What the task requires
Extract every line that includes the string "students".

Recorded information
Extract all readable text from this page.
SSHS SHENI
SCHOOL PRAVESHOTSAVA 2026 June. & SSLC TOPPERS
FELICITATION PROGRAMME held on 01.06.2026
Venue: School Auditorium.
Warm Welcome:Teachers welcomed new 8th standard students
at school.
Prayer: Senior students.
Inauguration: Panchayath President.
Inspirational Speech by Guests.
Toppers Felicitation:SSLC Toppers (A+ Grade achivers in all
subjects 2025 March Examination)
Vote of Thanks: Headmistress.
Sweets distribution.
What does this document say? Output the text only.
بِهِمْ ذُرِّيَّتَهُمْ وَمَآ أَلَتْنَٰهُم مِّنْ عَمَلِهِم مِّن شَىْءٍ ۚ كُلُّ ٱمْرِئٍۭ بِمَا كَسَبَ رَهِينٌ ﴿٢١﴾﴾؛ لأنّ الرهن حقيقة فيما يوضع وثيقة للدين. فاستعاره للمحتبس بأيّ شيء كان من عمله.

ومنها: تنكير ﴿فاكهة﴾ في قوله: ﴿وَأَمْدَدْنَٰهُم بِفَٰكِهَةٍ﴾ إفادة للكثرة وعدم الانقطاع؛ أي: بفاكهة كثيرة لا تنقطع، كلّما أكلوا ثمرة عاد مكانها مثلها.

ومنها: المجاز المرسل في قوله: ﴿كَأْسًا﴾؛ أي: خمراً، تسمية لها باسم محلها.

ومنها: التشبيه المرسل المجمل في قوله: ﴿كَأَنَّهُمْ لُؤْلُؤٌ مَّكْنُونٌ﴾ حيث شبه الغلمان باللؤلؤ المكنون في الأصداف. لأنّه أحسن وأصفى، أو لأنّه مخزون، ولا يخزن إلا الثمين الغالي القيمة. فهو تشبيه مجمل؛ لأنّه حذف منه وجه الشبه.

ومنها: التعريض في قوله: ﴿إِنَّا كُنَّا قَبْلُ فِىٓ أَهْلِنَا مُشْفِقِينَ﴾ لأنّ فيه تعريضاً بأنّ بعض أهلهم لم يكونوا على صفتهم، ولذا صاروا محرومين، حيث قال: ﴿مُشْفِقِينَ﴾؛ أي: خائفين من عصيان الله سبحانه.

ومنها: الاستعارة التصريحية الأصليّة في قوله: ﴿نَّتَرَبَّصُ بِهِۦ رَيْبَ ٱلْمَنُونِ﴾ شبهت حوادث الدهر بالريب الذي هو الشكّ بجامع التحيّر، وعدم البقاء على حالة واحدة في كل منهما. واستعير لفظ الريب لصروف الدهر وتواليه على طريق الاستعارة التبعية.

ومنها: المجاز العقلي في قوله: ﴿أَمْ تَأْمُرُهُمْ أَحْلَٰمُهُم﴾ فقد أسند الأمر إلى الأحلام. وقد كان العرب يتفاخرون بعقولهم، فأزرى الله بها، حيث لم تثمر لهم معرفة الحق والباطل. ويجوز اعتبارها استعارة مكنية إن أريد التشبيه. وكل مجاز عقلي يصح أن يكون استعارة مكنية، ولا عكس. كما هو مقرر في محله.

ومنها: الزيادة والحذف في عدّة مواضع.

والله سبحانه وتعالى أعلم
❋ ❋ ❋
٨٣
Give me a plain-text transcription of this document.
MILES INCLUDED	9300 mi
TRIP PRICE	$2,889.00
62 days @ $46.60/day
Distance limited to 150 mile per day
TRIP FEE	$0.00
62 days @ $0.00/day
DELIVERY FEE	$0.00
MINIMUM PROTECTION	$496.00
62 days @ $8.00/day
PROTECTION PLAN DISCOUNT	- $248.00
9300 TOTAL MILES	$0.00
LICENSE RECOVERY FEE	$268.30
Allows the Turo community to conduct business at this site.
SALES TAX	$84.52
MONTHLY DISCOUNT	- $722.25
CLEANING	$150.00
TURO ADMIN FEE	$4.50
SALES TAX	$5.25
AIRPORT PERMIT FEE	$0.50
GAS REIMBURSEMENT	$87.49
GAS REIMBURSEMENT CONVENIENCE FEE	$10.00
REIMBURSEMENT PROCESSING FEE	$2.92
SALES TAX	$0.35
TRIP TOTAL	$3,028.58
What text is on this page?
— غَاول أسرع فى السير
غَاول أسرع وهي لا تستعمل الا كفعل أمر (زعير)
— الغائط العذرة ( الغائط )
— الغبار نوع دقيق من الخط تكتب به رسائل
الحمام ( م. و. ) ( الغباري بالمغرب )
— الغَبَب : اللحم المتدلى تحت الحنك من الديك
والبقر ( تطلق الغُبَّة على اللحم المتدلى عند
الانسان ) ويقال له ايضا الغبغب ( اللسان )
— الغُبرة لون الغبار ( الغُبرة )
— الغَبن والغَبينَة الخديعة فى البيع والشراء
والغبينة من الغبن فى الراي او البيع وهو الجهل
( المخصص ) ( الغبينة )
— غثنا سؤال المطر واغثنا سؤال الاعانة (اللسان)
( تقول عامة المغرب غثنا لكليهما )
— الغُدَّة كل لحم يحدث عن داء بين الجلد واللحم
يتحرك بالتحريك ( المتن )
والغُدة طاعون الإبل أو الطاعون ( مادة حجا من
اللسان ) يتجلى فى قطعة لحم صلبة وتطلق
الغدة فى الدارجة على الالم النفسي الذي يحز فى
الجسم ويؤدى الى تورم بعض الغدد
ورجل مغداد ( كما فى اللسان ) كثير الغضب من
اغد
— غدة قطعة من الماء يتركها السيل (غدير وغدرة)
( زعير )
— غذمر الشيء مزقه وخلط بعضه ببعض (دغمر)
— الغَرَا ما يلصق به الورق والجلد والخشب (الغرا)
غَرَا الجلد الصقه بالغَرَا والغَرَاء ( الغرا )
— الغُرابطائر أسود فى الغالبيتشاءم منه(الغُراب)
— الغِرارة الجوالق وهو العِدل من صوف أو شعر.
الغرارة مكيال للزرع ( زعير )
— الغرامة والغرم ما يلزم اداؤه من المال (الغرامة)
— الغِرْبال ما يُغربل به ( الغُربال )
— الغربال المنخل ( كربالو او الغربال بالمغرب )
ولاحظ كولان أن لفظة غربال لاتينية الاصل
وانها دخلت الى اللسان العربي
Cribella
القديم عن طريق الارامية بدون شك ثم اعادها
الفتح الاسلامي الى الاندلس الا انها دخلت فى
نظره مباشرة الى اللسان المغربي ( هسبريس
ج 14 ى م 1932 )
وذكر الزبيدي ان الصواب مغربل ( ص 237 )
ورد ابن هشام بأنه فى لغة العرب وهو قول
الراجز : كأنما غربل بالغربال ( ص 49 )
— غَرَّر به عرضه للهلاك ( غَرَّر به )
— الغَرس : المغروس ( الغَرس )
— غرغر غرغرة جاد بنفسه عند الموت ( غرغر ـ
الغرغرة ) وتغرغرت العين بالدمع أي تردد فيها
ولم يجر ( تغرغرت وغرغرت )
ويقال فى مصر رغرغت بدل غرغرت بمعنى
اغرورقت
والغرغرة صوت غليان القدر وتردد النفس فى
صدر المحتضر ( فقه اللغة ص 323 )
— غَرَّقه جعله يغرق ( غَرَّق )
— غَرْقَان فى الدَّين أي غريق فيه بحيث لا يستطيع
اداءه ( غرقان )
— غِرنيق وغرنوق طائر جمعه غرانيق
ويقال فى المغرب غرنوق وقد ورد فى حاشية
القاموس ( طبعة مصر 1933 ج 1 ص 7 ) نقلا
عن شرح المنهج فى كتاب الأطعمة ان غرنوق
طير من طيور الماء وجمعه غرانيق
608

Exercise result
Warm Welcome:Teachers welcomed new 8th standard students
Prayer: Senior students.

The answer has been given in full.